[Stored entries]
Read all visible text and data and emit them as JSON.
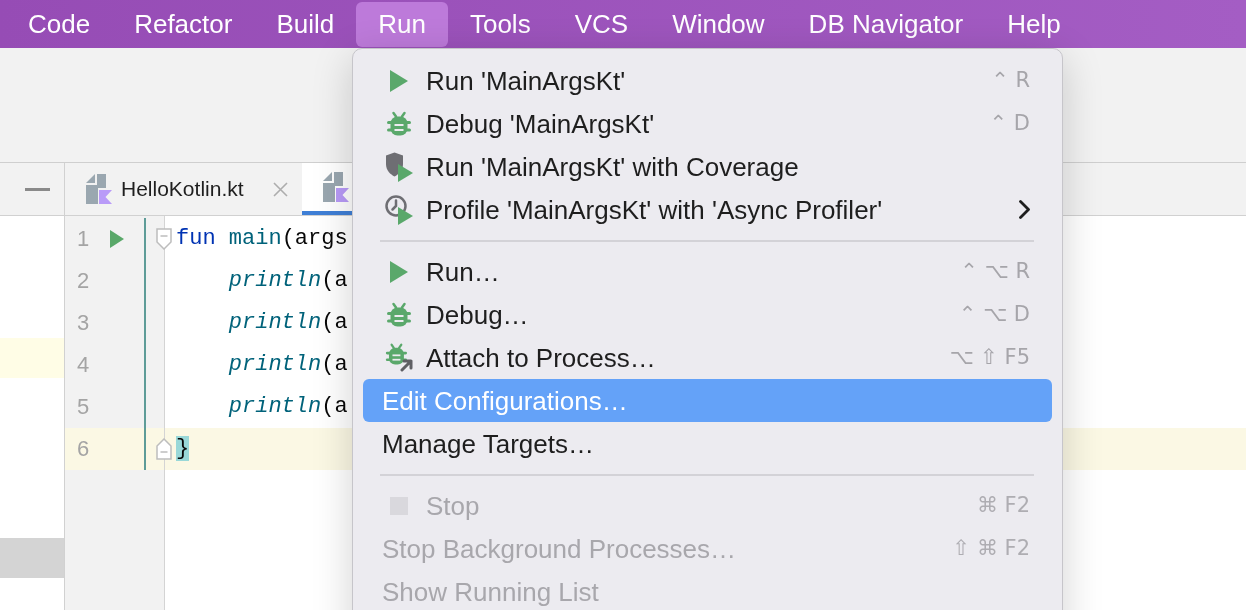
{
  "menu_bar": [
    {
      "label": "Code",
      "selected": false
    },
    {
      "label": "Refactor",
      "selected": false
    },
    {
      "label": "Build",
      "selected": false
    },
    {
      "label": "Run",
      "selected": true
    },
    {
      "label": "Tools",
      "selected": false
    },
    {
      "label": "VCS",
      "selected": false
    },
    {
      "label": "Window",
      "selected": false
    },
    {
      "label": "DB Navigator",
      "selected": false
    },
    {
      "label": "Help",
      "selected": false
    }
  ],
  "editor_tabs": [
    {
      "label": "HelloKotlin.kt",
      "selected": false,
      "closable": true
    },
    {
      "selected": true
    }
  ],
  "editor": {
    "lines": [
      {
        "number": "1",
        "kind": "block-start",
        "run_marker": true,
        "current": false,
        "tokens": [
          {
            "kind": "keyword",
            "text": "fun"
          },
          {
            "kind": "function",
            "text": "main"
          },
          {
            "kind": "plain",
            "text": "(args"
          }
        ],
        "children": [
          {
            "number": "2",
            "run_marker": false,
            "current": false,
            "tokens": [
              {
                "kind": "call",
                "text": "println"
              },
              {
                "kind": "plain",
                "text": "(a"
              }
            ]
          },
          {
            "number": "3",
            "run_marker": false,
            "current": false,
            "tokens": [
              {
                "kind": "call",
                "text": "println"
              },
              {
                "kind": "plain",
                "text": "(a"
              }
            ]
          },
          {
            "number": "4",
            "run_marker": false,
            "current": false,
            "tokens": [
              {
                "kind": "call",
                "text": "println"
              },
              {
                "kind": "plain",
                "text": "(a"
              }
            ]
          },
          {
            "number": "5",
            "run_marker": false,
            "current": false,
            "tokens": [
              {
                "kind": "call",
                "text": "println"
              },
              {
                "kind": "plain",
                "text": "(a"
              }
            ]
          }
        ]
      },
      {
        "number": "6",
        "kind": "block-end",
        "run_marker": false,
        "current": true,
        "tokens": [
          {
            "kind": "brace",
            "text": "}"
          }
        ]
      }
    ]
  },
  "run_menu": {
    "groups": [
      {
        "items": [
          {
            "kind": "run",
            "label": "Run 'MainArgsKt'",
            "shortcut": "⌃ R",
            "selected": false,
            "disabled": false,
            "submenu": false
          },
          {
            "kind": "debug",
            "label": "Debug 'MainArgsKt'",
            "shortcut": "⌃ D",
            "selected": false,
            "disabled": false,
            "submenu": false
          },
          {
            "kind": "coverage",
            "label": "Run 'MainArgsKt' with Coverage",
            "selected": false,
            "disabled": false,
            "submenu": false
          },
          {
            "kind": "profile",
            "label": "Profile 'MainArgsKt' with 'Async Profiler'",
            "selected": false,
            "disabled": false,
            "submenu": true
          }
        ]
      },
      {
        "items": [
          {
            "kind": "run",
            "label": "Run…",
            "shortcut": "⌃ ⌥ R",
            "selected": false,
            "disabled": false,
            "submenu": false
          },
          {
            "kind": "debug",
            "label": "Debug…",
            "shortcut": "⌃ ⌥ D",
            "selected": false,
            "disabled": false,
            "submenu": false
          },
          {
            "kind": "attach",
            "label": "Attach to Process…",
            "shortcut": "⌥ ⇧ F5",
            "selected": false,
            "disabled": false,
            "submenu": false
          },
          {
            "kind": "plain",
            "label": "Edit Configurations…",
            "selected": true,
            "disabled": false,
            "submenu": false
          },
          {
            "kind": "plain",
            "label": "Manage Targets…",
            "selected": false,
            "disabled": false,
            "submenu": false
          }
        ]
      },
      {
        "items": [
          {
            "kind": "stop",
            "label": "Stop",
            "shortcut": "⌘ F2",
            "selected": false,
            "disabled": true,
            "submenu": false
          },
          {
            "kind": "plain",
            "label": "Stop Background Processes…",
            "shortcut": "⇧ ⌘ F2",
            "selected": false,
            "disabled": true,
            "submenu": false
          },
          {
            "kind": "plain",
            "label": "Show Running List",
            "selected": false,
            "disabled": true,
            "submenu": false
          }
        ]
      }
    ]
  }
}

§ **Your instructions**: Copy in full each line that holds the word "MainArgsKt".

§ **Finished exercise**:
            "label": "Run 'MainArgsKt'",
            "label": "Debug 'MainArgsKt'",
            "label": "Run 'MainArgsKt' with Coverage",
            "label": "Profile 'MainArgsKt' with 'Async Profiler'",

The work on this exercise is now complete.